(Dataset items)
▼
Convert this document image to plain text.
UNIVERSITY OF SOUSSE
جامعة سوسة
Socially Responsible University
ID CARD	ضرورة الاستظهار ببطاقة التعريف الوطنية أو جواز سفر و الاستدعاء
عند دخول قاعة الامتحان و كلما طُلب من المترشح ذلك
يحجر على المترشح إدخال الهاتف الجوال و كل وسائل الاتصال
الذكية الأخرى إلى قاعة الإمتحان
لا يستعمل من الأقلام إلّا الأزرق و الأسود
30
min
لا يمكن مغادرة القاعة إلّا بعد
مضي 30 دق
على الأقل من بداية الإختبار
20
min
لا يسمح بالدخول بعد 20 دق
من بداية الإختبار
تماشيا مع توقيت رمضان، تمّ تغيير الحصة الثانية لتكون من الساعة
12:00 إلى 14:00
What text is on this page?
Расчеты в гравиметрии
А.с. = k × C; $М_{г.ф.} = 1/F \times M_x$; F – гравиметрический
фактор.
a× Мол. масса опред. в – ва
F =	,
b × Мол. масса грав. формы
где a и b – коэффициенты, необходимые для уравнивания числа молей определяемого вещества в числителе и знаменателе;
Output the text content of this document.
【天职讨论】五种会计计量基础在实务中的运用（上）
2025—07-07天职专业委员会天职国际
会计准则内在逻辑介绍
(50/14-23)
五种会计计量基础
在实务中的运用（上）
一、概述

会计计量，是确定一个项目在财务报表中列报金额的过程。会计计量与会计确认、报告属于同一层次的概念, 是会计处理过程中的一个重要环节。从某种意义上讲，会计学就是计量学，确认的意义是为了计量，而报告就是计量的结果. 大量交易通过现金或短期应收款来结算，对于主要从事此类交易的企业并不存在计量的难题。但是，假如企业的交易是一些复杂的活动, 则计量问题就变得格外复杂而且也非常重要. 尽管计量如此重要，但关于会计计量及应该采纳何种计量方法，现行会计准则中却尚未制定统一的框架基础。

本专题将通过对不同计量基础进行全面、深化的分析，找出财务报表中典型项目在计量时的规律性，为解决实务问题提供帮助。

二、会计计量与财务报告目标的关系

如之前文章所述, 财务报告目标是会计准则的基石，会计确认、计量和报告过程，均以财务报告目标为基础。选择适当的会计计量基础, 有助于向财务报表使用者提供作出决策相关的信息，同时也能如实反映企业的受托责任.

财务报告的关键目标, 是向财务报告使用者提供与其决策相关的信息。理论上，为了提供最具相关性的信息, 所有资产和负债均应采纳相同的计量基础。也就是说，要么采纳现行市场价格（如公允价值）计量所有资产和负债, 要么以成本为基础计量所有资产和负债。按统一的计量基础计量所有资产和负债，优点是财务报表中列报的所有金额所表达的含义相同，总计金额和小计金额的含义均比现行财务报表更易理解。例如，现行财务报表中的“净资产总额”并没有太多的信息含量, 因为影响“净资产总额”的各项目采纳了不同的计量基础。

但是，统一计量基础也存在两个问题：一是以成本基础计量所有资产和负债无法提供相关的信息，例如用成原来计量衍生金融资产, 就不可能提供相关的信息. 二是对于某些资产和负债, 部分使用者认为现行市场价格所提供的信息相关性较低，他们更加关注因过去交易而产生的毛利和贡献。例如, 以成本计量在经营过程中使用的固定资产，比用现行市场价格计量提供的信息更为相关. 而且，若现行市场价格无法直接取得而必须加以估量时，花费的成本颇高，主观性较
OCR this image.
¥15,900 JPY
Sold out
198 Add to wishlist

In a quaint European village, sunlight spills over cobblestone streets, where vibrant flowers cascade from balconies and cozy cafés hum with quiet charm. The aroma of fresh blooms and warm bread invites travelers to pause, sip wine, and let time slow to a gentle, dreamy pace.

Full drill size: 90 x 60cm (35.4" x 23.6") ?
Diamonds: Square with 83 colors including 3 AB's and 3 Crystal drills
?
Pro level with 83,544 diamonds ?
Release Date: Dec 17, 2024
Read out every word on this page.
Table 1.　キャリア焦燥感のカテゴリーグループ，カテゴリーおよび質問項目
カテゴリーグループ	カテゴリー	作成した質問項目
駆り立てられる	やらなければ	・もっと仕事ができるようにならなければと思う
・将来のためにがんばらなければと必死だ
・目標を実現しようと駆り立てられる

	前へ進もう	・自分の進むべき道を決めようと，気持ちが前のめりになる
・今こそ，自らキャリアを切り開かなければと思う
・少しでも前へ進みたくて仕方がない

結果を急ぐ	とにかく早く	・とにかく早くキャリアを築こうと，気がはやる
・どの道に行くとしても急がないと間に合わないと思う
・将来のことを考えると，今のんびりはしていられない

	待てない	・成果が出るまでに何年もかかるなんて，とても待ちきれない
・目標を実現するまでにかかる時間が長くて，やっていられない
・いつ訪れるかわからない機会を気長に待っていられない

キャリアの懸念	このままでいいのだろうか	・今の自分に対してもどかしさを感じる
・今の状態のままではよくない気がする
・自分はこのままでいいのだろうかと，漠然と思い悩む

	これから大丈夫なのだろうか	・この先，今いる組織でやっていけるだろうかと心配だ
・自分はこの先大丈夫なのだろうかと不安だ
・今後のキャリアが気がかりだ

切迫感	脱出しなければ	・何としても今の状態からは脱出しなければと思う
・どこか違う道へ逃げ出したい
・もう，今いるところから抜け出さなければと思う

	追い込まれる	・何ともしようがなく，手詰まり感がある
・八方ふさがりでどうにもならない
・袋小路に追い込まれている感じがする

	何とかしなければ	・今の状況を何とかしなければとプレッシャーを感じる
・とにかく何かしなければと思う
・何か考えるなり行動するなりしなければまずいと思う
▲
◆ WHAT IS REQUIRED ◆
Reproduce the data, keeping every line exactly the same.

◆ WRITTEN SOLUTION ◆
Convert this document image to plain text.
UNIVERSITY OF SOUSSE
جامعة سوسة
Socially Responsible University
ID CARD	ضرورة الاستظهار ببطاقة التعريف الوطنية أو جواز سفر و الاستدعاء
عند دخول قاعة الامتحان و كلما طُلب من المترشح ذلك
يحجر على المترشح إدخال الهاتف الجوال و كل وسائل الاتصال
الذكية الأخرى إلى قاعة الإمتحان
لا يستعمل من الأقلام إلّا الأزرق و الأسود
30
min
لا يمكن مغادرة القاعة إلّا بعد
مضي 30 دق
على الأقل من بداية الإختبار
20
min
لا يسمح بالدخول بعد 20 دق
من بداية الإختبار
تماشيا مع توقيت رمضان، تمّ تغيير الحصة الثانية لتكون من الساعة
12:00 إلى 14:00
What text is on this page?
Расчеты в гравиметрии
А.с. = k × C; $М_{г.ф.} = 1/F \times M_x$; F – гравиметрический
фактор.
a× Мол. масса опред. в – ва
F =	,
b × Мол. масса грав. формы
где a и b – коэффициенты, необходимые для уравнивания числа молей определяемого вещества в числителе и знаменателе;
Output the text content of this document.
【天职讨论】五种会计计量基础在实务中的运用（上）
2025—07-07天职专业委员会天职国际
会计准则内在逻辑介绍
(50/14-23)
五种会计计量基础
在实务中的运用（上）
一、概述

会计计量，是确定一个项目在财务报表中列报金额的过程。会计计量与会计确认、报告属于同一层次的概念, 是会计处理过程中的一个重要环节。从某种意义上讲，会计学就是计量学，确认的意义是为了计量，而报告就是计量的结果. 大量交易通过现金或短期应收款来结算，对于主要从事此类交易的企业并不存在计量的难题。但是，假如企业的交易是一些复杂的活动, 则计量问题就变得格外复杂而且也非常重要. 尽管计量如此重要，但关于会计计量及应该采纳何种计量方法，现行会计准则中却尚未制定统一的框架基础。

本专题将通过对不同计量基础进行全面、深化的分析，找出财务报表中典型项目在计量时的规律性，为解决实务问题提供帮助。

二、会计计量与财务报告目标的关系

如之前文章所述, 财务报告目标是会计准则的基石，会计确认、计量和报告过程，均以财务报告目标为基础。选择适当的会计计量基础, 有助于向财务报表使用者提供作出决策相关的信息，同时也能如实反映企业的受托责任.

财务报告的关键目标, 是向财务报告使用者提供与其决策相关的信息。理论上，为了提供最具相关性的信息, 所有资产和负债均应采纳相同的计量基础。也就是说，要么采纳现行市场价格（如公允价值）计量所有资产和负债, 要么以成本为基础计量所有资产和负债。按统一的计量基础计量所有资产和负债，优点是财务报表中列报的所有金额所表达的含义相同，总计金额和小计金额的含义均比现行财务报表更易理解。例如，现行财务报表中的“净资产总额”并没有太多的信息含量, 因为影响“净资产总额”的各项目采纳了不同的计量基础。

但是，统一计量基础也存在两个问题：一是以成本基础计量所有资产和负债无法提供相关的信息，例如用成原来计量衍生金融资产, 就不可能提供相关的信息. 二是对于某些资产和负债, 部分使用者认为现行市场价格所提供的信息相关性较低，他们更加关注因过去交易而产生的毛利和贡献。例如, 以成本计量在经营过程中使用的固定资产，比用现行市场价格计量提供的信息更为相关. 而且，若现行市场价格无法直接取得而必须加以估量时，花费的成本颇高，主观性较
OCR this image.
¥15,900 JPY
Sold out
198 Add to wishlist

In a quaint European village, sunlight spills over cobblestone streets, where vibrant flowers cascade from balconies and cozy cafés hum with quiet charm. The aroma of fresh blooms and warm bread invites travelers to pause, sip wine, and let time slow to a gentle, dreamy pace.

Full drill size: 90 x 60cm (35.4" x 23.6") ?
Diamonds: Square with 83 colors including 3 AB's and 3 Crystal drills
?
Pro level with 83,544 diamonds ?
Release Date: Dec 17, 2024
Read out every word on this page.
Table 1.　キャリア焦燥感のカテゴリーグループ，カテゴリーおよび質問項目
カテゴリーグループ	カテゴリー	作成した質問項目
駆り立てられる	やらなければ	・もっと仕事ができるようにならなければと思う
・将来のためにがんばらなければと必死だ
・目標を実現しようと駆り立てられる

	前へ進もう	・自分の進むべき道を決めようと，気持ちが前のめりになる
・今こそ，自らキャリアを切り開かなければと思う
・少しでも前へ進みたくて仕方がない

結果を急ぐ	とにかく早く	・とにかく早くキャリアを築こうと，気がはやる
・どの道に行くとしても急がないと間に合わないと思う
・将来のことを考えると，今のんびりはしていられない

	待てない	・成果が出るまでに何年もかかるなんて，とても待ちきれない
・目標を実現するまでにかかる時間が長くて，やっていられない
・いつ訪れるかわからない機会を気長に待っていられない

キャリアの懸念	このままでいいのだろうか	・今の自分に対してもどかしさを感じる
・今の状態のままではよくない気がする
・自分はこのままでいいのだろうかと，漠然と思い悩む

	これから大丈夫なのだろうか	・この先，今いる組織でやっていけるだろうかと心配だ
・自分はこの先大丈夫なのだろうかと不安だ
・今後のキャリアが気がかりだ

切迫感	脱出しなければ	・何としても今の状態からは脱出しなければと思う
・どこか違う道へ逃げ出したい
・もう，今いるところから抜け出さなければと思う

	追い込まれる	・何ともしようがなく，手詰まり感がある
・八方ふさがりでどうにもならない
・袋小路に追い込まれている感じがする

	何とかしなければ	・今の状況を何とかしなければとプレッシャーを感じる
・とにかく何かしなければと思う
・何か考えるなり行動するなりしなければまずいと思う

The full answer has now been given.